Repeat the records in full and exactly, omitting pictures.

— Begin —

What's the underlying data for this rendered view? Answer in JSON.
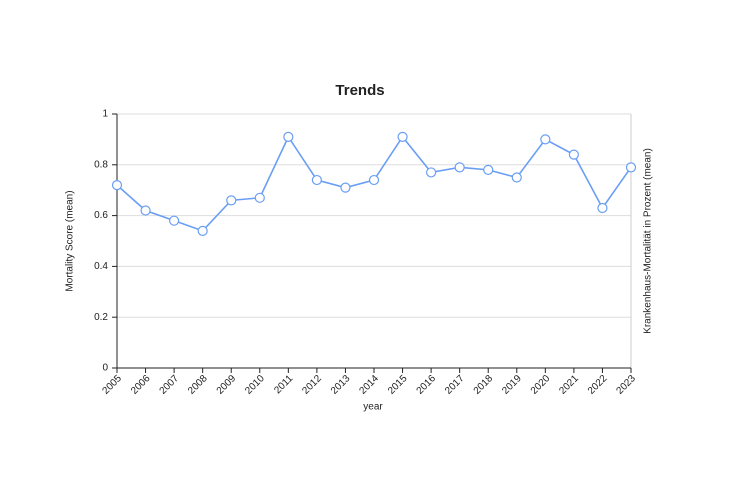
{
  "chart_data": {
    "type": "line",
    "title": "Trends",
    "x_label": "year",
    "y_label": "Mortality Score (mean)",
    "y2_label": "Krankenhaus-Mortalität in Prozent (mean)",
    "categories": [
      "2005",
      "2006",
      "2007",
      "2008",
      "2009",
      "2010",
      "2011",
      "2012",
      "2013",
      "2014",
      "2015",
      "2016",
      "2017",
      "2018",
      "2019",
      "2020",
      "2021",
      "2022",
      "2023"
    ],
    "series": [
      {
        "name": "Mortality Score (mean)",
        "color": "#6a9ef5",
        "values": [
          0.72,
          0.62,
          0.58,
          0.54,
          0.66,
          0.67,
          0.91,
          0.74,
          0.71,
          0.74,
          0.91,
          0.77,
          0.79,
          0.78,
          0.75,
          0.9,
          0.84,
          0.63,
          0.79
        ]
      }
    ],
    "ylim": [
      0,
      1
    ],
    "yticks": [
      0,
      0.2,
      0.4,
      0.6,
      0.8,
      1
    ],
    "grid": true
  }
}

— End —

#### [The result]
What's the underlying data for this rendered view? Answer in JSON.
{
  "chart_data": {
    "type": "line",
    "title": "Trends",
    "x_label": "year",
    "y_label": "Mortality Score (mean)",
    "y2_label": "Krankenhaus-Mortalität in Prozent (mean)",
    "categories": [
      "2005",
      "2006",
      "2007",
      "2008",
      "2009",
      "2010",
      "2011",
      "2012",
      "2013",
      "2014",
      "2015",
      "2016",
      "2017",
      "2018",
      "2019",
      "2020",
      "2021",
      "2022",
      "2023"
    ],
    "series": [
      {
        "name": "Mortality Score (mean)",
        "color": "#6a9ef5",
        "values": [
          0.72,
          0.62,
          0.58,
          0.54,
          0.66,
          0.67,
          0.91,
          0.74,
          0.71,
          0.74,
          0.91,
          0.77,
          0.79,
          0.78,
          0.75,
          0.9,
          0.84,
          0.63,
          0.79
        ]
      }
    ],
    "ylim": [
      0,
      1
    ],
    "yticks": [
      0,
      0.2,
      0.4,
      0.6,
      0.8,
      1
    ],
    "grid": true
  }
}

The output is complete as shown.